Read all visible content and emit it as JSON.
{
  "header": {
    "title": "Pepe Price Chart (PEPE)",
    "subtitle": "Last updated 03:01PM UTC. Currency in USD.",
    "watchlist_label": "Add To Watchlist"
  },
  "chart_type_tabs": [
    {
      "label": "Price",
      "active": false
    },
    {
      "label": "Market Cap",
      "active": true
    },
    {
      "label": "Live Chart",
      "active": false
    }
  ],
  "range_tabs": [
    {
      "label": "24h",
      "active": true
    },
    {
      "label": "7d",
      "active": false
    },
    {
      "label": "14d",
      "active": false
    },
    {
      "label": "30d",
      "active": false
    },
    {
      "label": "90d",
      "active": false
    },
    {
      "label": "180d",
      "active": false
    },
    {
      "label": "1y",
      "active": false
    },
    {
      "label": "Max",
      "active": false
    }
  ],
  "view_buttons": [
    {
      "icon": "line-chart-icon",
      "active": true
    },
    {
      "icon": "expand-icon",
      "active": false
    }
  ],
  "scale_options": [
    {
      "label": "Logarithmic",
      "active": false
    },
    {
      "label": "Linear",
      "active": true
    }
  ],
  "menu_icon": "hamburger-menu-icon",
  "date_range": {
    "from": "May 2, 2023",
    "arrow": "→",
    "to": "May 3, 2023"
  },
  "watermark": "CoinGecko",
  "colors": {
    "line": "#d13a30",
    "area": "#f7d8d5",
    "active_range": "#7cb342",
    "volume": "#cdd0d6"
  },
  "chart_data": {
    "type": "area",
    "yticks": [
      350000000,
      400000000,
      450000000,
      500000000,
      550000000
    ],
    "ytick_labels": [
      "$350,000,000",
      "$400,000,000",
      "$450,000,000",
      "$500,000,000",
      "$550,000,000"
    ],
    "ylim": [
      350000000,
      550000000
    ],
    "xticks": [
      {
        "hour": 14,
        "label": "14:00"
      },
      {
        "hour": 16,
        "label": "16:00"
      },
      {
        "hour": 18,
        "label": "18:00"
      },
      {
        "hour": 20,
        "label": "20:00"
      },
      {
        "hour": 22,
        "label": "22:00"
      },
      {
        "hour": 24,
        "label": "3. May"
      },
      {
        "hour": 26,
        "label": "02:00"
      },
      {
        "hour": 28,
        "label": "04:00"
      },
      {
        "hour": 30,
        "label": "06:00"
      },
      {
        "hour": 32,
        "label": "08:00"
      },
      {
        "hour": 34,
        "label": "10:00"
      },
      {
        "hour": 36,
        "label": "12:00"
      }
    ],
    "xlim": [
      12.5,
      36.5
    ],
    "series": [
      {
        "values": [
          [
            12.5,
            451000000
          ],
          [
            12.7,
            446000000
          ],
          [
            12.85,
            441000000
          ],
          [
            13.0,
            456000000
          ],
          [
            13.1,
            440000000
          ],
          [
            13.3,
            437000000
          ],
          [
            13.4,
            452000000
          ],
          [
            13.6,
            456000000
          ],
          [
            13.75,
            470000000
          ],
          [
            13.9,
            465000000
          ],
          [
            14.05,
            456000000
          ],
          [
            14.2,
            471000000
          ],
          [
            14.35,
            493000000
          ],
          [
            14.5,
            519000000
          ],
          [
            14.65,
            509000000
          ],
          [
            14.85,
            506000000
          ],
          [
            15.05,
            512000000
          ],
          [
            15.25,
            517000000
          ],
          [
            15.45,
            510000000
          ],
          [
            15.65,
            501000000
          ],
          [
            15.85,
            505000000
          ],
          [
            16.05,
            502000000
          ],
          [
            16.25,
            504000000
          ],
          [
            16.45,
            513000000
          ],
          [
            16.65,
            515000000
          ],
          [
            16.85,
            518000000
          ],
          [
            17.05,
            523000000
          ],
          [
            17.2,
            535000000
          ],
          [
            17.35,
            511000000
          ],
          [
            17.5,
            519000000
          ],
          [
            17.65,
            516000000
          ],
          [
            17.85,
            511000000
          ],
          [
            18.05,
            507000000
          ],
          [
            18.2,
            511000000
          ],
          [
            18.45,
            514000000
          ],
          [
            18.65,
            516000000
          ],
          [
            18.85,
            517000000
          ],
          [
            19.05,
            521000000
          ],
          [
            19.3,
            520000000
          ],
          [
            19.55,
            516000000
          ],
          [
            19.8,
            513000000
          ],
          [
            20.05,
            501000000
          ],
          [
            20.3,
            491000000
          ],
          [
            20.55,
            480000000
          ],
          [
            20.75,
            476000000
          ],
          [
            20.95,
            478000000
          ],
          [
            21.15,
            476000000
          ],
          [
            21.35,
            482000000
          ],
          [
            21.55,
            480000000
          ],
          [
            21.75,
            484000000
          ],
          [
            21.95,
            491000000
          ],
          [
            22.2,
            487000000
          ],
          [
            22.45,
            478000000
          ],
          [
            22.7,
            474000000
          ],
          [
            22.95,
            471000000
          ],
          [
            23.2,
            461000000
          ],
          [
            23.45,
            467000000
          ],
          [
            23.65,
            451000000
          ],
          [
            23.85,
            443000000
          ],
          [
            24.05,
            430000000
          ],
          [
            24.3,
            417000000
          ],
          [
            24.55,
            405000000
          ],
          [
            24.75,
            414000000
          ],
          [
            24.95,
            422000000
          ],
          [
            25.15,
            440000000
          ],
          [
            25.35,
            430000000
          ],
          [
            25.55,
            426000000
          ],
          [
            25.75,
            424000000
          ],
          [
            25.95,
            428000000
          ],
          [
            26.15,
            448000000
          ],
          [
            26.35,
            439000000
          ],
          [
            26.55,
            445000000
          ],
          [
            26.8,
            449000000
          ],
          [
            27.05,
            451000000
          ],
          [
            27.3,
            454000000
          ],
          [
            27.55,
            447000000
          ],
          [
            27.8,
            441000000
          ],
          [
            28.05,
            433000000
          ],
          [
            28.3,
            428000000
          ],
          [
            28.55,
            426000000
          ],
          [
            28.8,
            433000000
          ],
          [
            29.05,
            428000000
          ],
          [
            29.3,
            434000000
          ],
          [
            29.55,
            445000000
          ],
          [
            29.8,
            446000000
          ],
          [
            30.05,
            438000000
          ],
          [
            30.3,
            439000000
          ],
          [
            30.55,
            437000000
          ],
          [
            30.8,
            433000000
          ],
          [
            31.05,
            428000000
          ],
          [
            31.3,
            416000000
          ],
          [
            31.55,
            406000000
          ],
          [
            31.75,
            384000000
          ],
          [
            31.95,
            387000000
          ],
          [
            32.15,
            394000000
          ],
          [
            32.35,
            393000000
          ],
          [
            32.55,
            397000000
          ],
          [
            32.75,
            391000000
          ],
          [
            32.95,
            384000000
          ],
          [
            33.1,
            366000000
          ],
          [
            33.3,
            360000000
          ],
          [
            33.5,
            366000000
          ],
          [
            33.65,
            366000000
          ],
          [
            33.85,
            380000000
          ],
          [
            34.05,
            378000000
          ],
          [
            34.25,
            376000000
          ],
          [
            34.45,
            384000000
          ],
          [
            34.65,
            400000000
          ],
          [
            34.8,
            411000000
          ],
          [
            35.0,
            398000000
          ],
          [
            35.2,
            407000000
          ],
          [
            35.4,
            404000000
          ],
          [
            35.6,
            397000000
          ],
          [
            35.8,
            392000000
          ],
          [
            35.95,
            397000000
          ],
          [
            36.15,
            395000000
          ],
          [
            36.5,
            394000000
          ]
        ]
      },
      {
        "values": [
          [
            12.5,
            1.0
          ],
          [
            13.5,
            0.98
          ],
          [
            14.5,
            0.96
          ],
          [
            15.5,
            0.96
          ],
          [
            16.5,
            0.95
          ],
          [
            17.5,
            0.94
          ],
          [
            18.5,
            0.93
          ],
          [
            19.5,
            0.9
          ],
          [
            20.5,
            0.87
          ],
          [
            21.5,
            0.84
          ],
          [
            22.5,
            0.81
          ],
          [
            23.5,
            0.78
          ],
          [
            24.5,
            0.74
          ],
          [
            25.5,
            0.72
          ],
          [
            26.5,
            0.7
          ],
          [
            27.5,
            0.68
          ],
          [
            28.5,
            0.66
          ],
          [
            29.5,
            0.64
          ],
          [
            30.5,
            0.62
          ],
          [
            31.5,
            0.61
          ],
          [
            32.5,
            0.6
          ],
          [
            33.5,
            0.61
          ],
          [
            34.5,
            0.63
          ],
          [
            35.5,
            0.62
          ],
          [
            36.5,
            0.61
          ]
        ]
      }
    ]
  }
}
═══
> **What is needed**
In the entries above, some lines may contain the string "Price"; report how many, without additional comment.

> **Final answer**
2